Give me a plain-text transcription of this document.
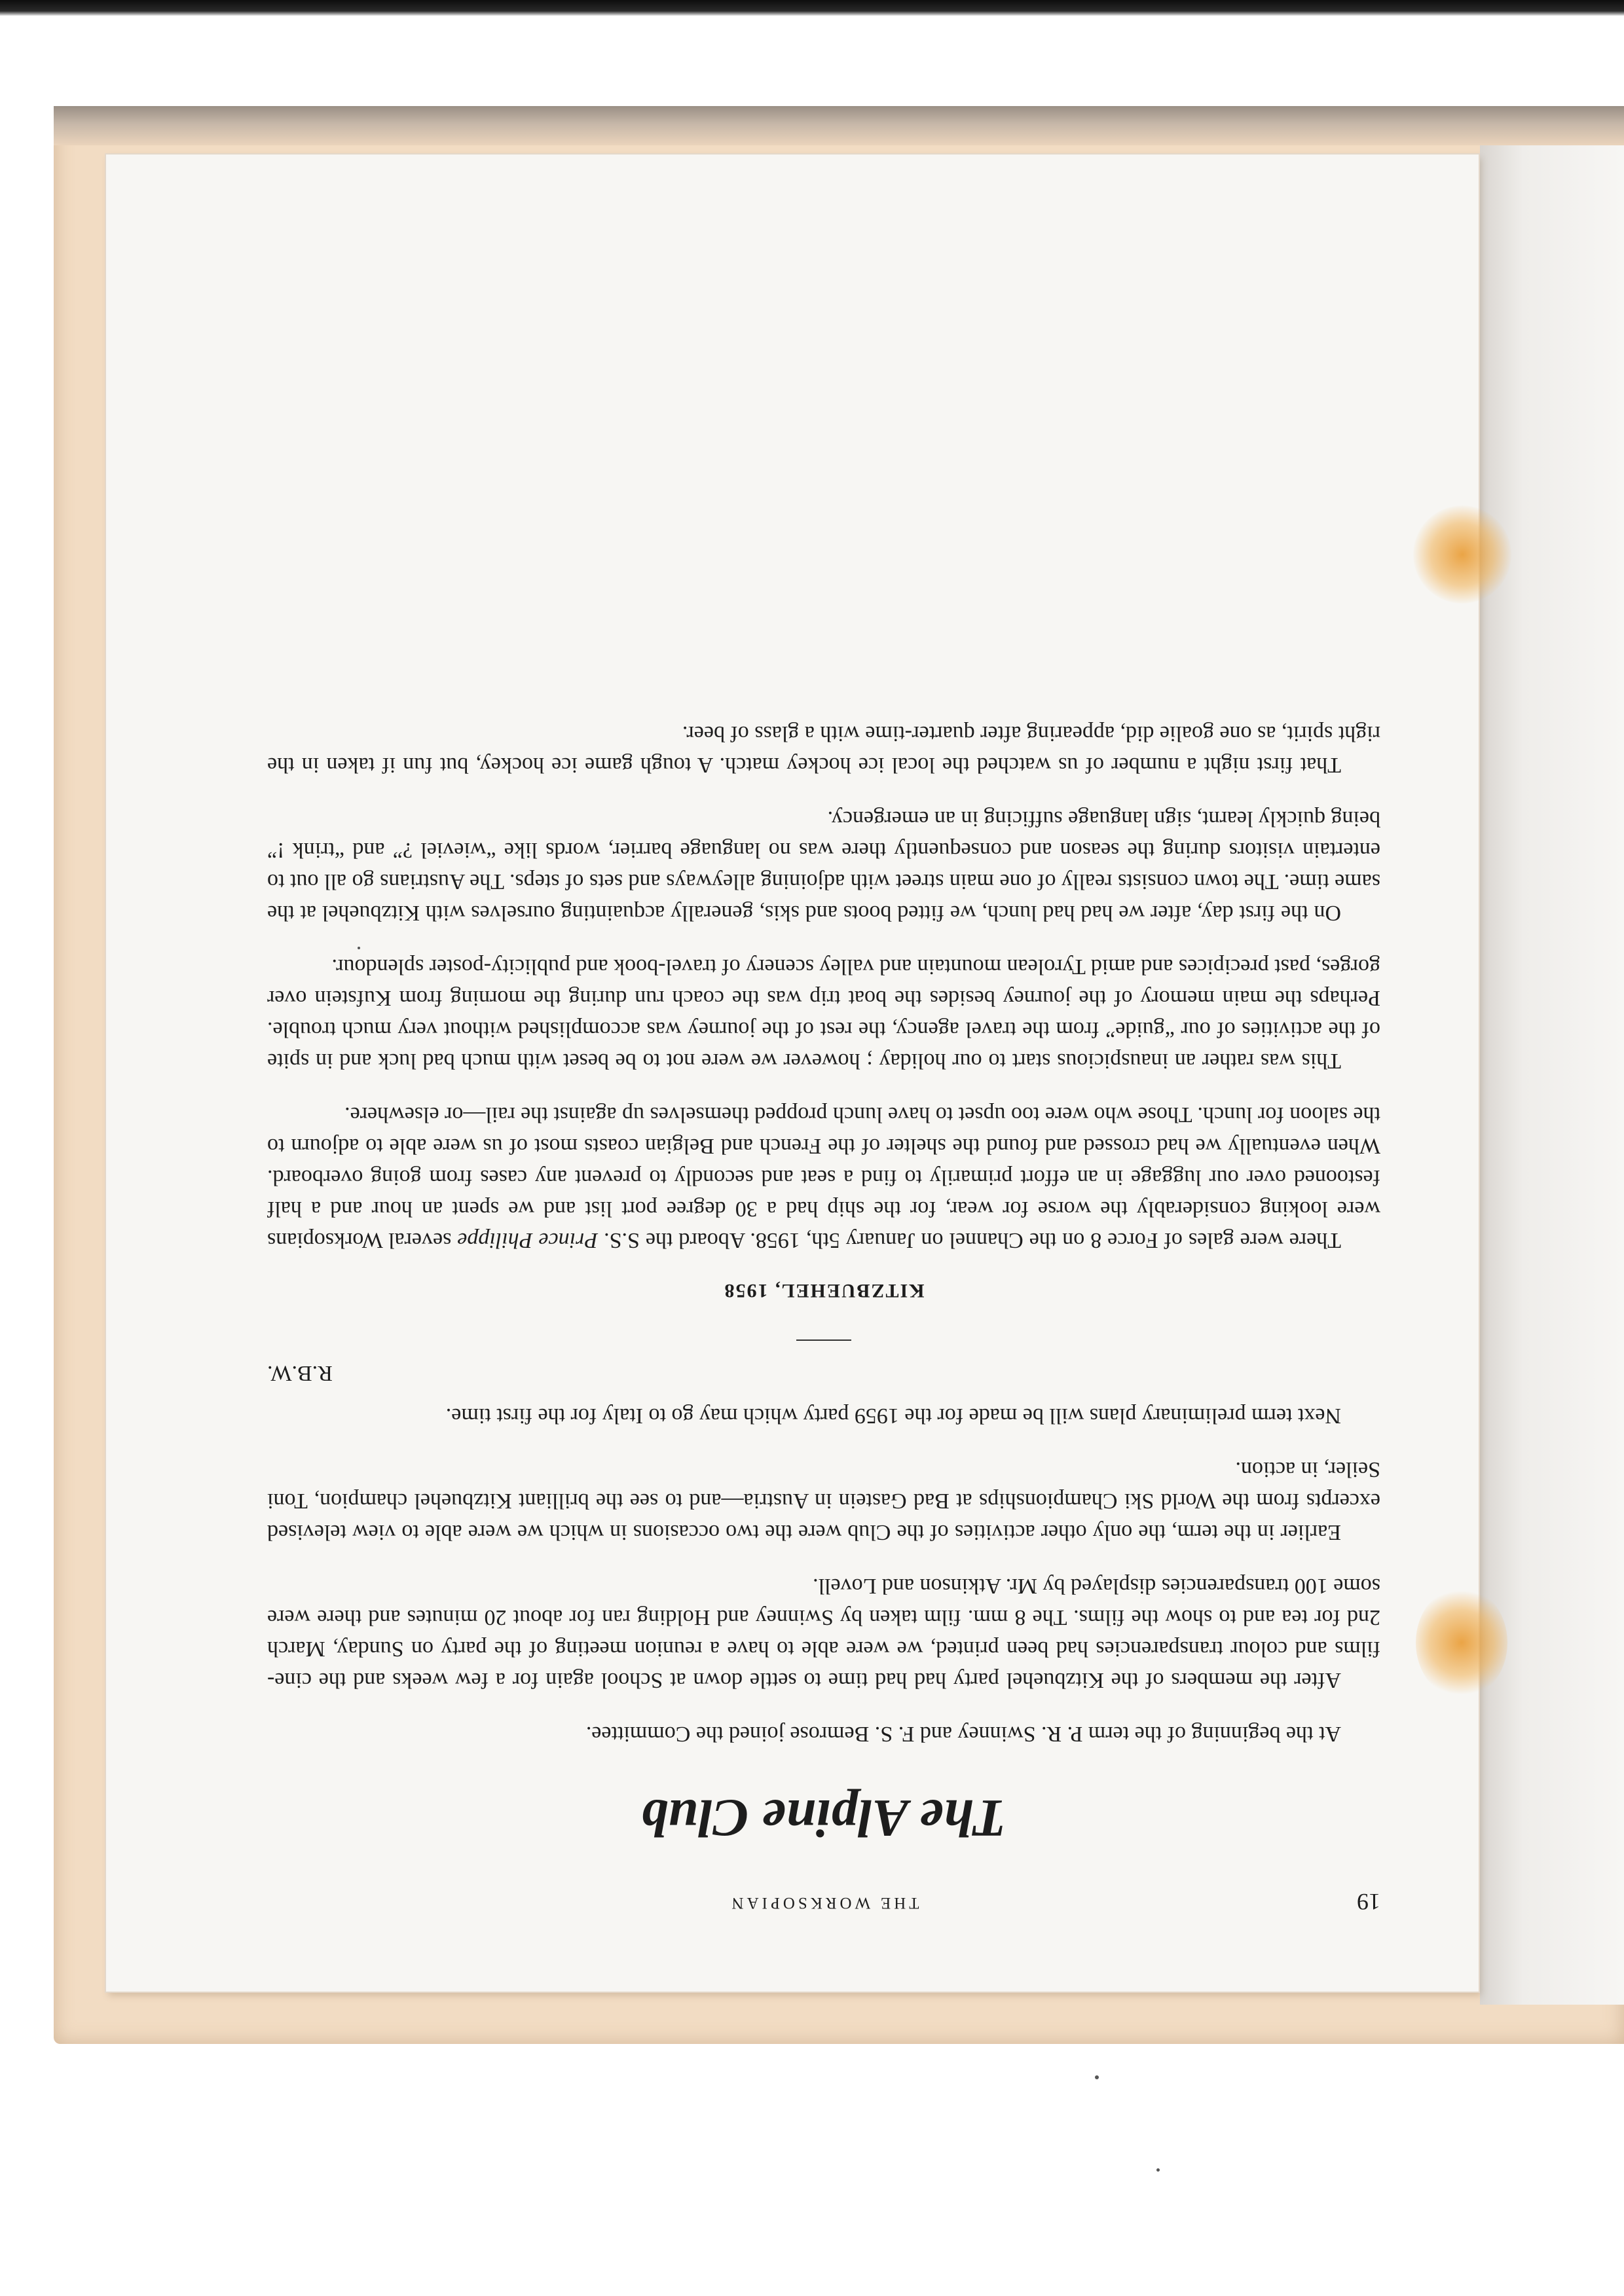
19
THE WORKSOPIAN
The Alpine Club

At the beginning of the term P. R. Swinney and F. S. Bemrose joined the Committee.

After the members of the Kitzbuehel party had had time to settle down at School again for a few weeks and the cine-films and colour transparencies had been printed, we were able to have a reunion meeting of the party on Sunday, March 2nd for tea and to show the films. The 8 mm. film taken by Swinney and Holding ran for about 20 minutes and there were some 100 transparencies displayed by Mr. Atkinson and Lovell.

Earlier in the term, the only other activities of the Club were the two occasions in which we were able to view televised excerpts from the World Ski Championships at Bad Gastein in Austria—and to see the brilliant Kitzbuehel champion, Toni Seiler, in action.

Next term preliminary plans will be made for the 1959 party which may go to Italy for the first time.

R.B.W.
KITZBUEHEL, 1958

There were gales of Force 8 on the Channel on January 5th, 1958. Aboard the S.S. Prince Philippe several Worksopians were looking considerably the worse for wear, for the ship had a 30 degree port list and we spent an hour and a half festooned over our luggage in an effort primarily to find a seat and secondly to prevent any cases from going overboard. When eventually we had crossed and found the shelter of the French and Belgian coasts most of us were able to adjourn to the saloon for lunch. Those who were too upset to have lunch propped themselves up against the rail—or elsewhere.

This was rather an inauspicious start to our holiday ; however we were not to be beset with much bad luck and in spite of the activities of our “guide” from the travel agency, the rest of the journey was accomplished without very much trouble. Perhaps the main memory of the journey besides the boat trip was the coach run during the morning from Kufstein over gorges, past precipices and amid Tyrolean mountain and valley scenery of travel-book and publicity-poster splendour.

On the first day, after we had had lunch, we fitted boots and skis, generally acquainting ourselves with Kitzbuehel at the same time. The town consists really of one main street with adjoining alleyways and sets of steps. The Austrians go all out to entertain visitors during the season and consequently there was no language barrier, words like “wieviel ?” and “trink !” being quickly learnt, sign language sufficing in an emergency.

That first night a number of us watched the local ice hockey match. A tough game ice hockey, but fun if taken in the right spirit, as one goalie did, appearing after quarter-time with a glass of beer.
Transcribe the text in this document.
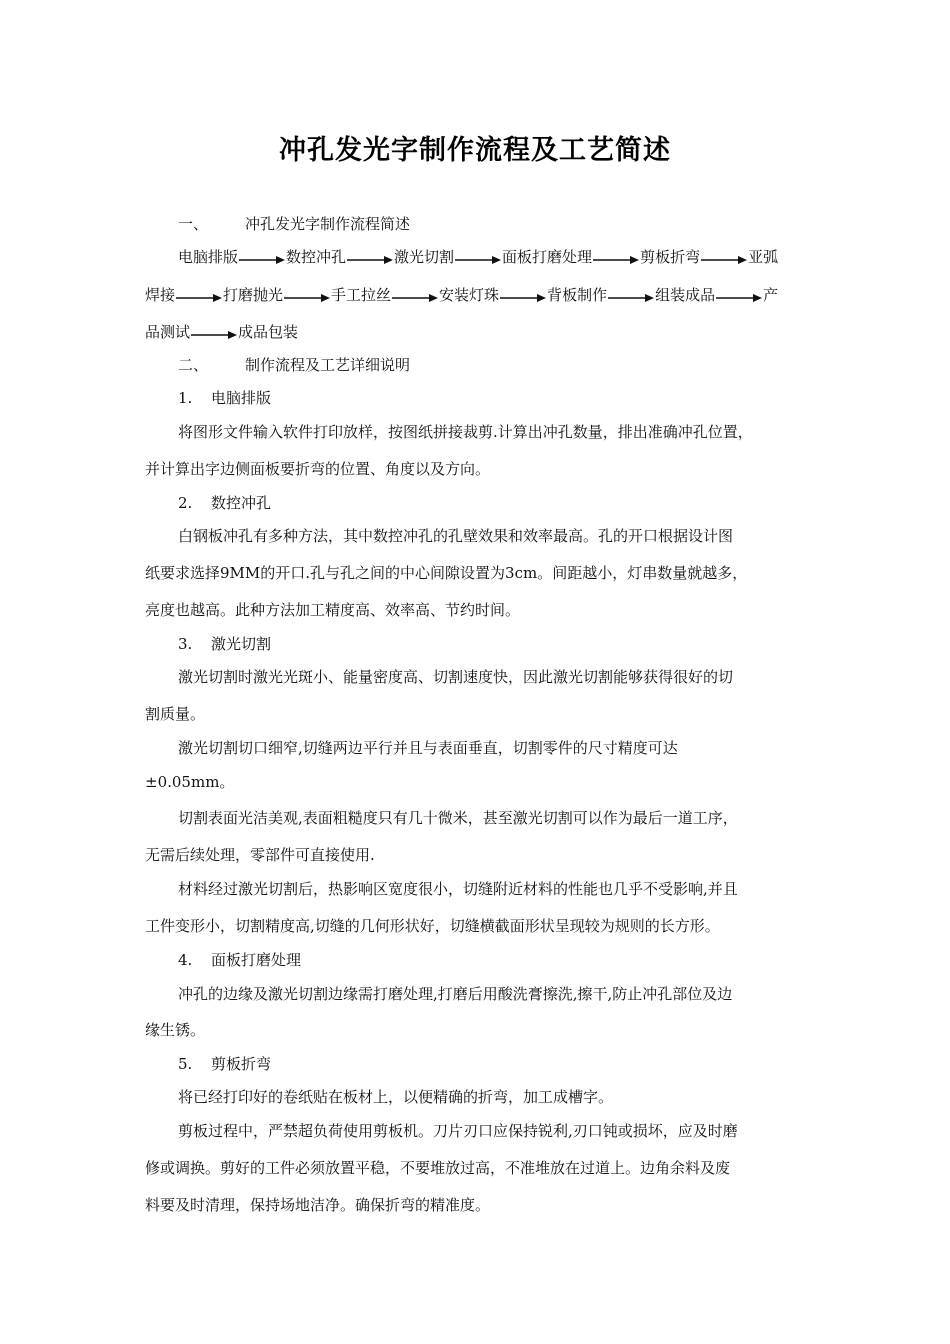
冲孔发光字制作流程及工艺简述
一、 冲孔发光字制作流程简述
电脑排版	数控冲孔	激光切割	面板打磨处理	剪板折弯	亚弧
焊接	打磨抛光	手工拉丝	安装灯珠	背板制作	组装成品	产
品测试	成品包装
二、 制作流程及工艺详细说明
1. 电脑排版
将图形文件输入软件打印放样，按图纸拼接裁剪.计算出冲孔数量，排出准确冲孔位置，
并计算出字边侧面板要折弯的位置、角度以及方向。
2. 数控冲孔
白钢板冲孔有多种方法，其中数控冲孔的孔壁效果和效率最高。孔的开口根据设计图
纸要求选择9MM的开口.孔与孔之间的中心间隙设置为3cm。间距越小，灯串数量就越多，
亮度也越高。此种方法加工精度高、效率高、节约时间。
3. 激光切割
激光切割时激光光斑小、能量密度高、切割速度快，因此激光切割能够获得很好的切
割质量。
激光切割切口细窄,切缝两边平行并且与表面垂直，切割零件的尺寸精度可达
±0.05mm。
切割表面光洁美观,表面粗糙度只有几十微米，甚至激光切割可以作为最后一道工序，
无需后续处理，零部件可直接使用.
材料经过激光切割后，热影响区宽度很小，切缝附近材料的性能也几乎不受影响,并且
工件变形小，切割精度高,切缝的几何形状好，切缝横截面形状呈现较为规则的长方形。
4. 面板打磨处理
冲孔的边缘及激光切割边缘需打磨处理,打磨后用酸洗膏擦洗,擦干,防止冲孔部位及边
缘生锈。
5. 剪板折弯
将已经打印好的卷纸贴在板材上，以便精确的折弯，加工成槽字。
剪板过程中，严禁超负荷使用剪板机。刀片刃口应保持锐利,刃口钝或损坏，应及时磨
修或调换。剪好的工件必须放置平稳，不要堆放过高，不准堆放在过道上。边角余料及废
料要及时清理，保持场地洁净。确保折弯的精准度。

☆ ☆ ☆ ☆

→ EXERCISE DESCRIPTION
Using the entries above, find all lines with "party". Copy them.

→ REPLY
After the members of the Kitzbuehel party had had time to settle down at School again for a few weeks and the cine-films and colour transparencies had been printed, we were able to have a reunion meeting of the party on Sunday, March 2nd for tea and to show the films. The 8 mm. film taken by Swinney and Holding ran for about 20 minutes and there were some 100 transparencies displayed by Mr. Atkinson and Lovell.
Next term preliminary plans will be made for the 1959 party which may go to Italy for the first time.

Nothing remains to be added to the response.